• DESCRIPTION OF THE TASK
Count how many lines have the word "grid" in them. Reply with that number by itself.

• RECORDS PROVIDED
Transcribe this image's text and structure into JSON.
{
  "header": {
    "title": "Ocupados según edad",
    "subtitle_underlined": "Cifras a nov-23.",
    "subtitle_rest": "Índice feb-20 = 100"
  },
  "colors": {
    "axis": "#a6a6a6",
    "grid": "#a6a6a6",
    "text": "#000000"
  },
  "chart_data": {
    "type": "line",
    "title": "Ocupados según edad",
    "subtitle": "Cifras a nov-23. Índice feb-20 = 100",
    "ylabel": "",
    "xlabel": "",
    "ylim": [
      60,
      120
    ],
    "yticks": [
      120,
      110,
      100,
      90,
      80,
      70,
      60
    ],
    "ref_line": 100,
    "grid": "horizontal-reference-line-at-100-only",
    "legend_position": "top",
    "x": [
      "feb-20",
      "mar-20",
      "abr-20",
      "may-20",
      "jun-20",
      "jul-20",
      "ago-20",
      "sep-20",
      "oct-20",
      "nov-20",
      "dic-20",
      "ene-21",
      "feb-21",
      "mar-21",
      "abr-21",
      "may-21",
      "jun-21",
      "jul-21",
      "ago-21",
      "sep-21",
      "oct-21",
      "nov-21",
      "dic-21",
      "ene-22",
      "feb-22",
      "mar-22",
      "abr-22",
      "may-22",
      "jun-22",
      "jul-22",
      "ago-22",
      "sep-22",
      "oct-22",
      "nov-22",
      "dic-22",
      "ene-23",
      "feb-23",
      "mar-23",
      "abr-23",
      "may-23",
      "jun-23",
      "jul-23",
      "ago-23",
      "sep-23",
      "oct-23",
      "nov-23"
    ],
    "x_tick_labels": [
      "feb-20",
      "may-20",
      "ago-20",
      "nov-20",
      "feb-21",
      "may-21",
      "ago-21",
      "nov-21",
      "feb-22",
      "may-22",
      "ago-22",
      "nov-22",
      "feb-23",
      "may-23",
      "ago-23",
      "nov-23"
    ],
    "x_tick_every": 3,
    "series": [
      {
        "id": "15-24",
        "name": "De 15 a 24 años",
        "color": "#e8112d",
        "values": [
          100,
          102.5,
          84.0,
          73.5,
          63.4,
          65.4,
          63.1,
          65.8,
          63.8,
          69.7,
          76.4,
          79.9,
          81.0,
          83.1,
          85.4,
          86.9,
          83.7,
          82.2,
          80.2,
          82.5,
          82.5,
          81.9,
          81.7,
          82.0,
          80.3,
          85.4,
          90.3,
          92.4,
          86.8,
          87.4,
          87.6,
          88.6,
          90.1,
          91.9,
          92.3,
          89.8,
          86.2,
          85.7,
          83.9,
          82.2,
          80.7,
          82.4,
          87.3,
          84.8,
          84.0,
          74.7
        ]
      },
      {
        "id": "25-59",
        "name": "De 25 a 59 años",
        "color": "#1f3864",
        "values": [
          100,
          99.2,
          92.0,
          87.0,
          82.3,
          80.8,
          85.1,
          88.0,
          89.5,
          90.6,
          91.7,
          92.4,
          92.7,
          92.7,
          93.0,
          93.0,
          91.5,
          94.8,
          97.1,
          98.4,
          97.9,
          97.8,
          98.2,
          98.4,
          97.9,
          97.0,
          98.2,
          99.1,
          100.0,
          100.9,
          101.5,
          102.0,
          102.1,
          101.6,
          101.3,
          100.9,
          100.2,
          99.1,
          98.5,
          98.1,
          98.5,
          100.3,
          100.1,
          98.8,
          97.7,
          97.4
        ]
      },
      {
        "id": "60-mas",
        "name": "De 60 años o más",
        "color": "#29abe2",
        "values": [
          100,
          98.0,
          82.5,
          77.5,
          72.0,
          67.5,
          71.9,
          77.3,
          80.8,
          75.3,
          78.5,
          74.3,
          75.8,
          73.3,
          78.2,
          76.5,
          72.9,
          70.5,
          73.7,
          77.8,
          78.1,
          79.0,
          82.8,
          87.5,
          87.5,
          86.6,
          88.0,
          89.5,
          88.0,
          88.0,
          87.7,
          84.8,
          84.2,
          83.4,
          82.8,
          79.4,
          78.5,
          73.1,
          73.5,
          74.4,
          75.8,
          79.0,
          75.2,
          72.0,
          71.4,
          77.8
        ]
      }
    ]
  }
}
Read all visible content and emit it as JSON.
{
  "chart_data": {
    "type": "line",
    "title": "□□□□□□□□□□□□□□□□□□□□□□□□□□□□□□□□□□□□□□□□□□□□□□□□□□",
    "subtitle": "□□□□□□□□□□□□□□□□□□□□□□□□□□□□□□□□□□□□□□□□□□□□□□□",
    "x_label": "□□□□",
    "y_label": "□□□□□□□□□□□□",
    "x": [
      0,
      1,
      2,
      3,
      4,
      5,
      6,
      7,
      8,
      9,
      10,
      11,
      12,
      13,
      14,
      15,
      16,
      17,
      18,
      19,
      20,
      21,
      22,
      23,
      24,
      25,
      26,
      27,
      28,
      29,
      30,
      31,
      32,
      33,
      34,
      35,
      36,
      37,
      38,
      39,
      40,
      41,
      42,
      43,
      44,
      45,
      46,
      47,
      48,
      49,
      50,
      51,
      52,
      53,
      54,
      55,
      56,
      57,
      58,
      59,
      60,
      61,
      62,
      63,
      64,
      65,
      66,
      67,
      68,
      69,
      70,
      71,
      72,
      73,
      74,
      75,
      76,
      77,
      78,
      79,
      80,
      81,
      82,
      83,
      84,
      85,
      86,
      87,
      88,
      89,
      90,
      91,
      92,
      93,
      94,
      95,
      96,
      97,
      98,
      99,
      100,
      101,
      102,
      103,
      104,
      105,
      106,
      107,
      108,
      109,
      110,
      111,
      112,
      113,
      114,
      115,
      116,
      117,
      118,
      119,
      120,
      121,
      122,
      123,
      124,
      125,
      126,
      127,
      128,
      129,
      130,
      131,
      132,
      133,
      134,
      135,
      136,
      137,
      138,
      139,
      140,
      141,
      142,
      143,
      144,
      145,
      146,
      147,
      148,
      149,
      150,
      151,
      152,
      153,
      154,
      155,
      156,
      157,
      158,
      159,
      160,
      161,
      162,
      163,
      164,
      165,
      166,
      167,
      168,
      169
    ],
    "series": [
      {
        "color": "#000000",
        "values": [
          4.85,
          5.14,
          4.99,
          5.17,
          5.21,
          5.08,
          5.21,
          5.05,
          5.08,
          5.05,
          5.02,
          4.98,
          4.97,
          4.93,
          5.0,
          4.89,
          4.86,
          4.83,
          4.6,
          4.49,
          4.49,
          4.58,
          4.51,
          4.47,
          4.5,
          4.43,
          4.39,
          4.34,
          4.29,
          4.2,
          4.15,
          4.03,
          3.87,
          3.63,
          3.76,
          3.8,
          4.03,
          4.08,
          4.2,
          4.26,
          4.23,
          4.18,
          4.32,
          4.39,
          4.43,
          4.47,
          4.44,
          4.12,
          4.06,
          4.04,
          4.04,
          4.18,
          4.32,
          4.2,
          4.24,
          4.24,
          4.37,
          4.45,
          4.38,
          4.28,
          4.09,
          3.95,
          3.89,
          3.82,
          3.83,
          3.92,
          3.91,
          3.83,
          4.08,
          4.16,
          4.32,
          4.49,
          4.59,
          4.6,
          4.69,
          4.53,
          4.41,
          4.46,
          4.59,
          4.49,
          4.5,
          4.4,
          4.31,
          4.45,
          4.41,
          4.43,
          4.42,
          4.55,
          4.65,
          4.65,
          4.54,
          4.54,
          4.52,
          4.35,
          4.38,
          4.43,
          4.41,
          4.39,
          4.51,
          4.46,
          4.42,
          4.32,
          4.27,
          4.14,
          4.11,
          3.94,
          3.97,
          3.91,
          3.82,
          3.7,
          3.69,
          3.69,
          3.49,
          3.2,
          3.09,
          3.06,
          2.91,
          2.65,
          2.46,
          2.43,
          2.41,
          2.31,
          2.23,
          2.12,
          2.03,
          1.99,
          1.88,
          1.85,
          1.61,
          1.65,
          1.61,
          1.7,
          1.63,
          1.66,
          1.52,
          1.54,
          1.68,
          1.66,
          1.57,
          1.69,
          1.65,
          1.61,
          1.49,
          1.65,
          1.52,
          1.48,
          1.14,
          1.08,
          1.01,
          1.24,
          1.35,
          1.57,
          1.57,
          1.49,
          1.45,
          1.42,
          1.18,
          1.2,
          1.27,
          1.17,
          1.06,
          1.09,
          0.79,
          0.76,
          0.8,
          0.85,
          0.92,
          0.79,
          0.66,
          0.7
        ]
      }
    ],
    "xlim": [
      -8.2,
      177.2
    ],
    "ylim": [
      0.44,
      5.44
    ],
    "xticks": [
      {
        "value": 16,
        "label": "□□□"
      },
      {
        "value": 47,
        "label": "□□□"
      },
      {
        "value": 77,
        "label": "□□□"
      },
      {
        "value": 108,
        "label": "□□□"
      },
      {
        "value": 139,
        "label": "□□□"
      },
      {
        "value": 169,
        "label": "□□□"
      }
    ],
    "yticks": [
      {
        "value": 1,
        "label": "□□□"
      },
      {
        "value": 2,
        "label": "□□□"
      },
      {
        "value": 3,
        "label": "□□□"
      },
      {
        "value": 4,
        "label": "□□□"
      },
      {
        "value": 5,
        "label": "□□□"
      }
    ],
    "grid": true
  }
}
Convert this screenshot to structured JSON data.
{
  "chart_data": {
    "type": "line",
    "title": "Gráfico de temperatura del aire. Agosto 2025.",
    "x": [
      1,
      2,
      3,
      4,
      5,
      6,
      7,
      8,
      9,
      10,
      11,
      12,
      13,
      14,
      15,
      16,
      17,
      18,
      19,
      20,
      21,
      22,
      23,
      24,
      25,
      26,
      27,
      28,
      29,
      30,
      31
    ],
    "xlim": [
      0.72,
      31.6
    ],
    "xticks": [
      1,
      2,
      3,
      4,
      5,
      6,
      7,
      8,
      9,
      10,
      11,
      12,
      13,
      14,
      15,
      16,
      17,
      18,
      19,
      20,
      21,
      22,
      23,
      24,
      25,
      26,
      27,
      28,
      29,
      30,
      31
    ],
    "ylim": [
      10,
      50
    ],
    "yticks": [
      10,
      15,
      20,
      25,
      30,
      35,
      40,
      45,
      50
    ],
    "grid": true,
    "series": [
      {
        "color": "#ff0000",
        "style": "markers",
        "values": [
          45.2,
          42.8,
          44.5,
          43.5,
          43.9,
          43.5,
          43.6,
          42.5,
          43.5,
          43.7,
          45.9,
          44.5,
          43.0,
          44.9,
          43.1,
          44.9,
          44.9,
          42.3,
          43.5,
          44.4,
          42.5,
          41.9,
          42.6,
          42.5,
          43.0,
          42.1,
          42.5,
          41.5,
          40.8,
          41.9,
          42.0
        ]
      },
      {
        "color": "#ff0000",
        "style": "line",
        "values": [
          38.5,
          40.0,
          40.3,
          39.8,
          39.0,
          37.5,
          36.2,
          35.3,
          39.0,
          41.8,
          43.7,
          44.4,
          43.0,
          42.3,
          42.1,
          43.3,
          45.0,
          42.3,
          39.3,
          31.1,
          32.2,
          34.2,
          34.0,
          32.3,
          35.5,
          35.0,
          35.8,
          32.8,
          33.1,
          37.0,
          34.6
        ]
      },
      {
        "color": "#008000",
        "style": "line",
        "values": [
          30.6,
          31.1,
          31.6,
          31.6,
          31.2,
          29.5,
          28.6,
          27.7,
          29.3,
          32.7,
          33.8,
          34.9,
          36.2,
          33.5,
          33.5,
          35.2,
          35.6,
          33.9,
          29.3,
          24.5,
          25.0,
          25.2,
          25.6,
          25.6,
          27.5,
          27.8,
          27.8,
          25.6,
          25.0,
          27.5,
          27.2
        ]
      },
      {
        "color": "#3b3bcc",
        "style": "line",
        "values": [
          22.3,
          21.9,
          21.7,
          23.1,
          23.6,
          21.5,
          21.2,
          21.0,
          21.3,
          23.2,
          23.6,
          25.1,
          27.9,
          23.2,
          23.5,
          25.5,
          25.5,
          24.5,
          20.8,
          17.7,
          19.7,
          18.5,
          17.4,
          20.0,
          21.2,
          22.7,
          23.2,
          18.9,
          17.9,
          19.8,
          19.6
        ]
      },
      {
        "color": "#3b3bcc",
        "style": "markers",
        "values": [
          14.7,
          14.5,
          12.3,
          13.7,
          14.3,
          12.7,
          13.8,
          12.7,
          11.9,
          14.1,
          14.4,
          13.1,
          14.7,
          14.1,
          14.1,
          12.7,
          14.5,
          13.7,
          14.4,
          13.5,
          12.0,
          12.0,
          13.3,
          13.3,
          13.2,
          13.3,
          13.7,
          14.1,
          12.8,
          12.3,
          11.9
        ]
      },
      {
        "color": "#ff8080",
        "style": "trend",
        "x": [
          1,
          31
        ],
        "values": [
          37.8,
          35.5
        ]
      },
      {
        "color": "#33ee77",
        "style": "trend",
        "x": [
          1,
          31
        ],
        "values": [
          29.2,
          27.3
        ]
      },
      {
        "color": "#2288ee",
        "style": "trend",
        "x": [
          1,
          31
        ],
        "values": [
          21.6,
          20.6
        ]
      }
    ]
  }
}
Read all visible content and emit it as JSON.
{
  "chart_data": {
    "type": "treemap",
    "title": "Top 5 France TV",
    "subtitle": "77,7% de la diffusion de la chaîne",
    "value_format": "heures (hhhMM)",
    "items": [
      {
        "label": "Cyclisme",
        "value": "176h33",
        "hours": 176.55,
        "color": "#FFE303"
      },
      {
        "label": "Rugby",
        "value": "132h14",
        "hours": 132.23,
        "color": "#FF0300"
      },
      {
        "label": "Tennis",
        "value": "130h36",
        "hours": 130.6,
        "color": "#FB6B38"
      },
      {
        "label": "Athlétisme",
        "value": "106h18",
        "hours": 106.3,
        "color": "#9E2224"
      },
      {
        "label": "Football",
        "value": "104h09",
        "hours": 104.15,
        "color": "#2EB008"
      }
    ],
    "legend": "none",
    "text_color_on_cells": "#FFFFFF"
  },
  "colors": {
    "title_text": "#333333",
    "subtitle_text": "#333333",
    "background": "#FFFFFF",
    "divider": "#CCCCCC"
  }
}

• OUTPUT
4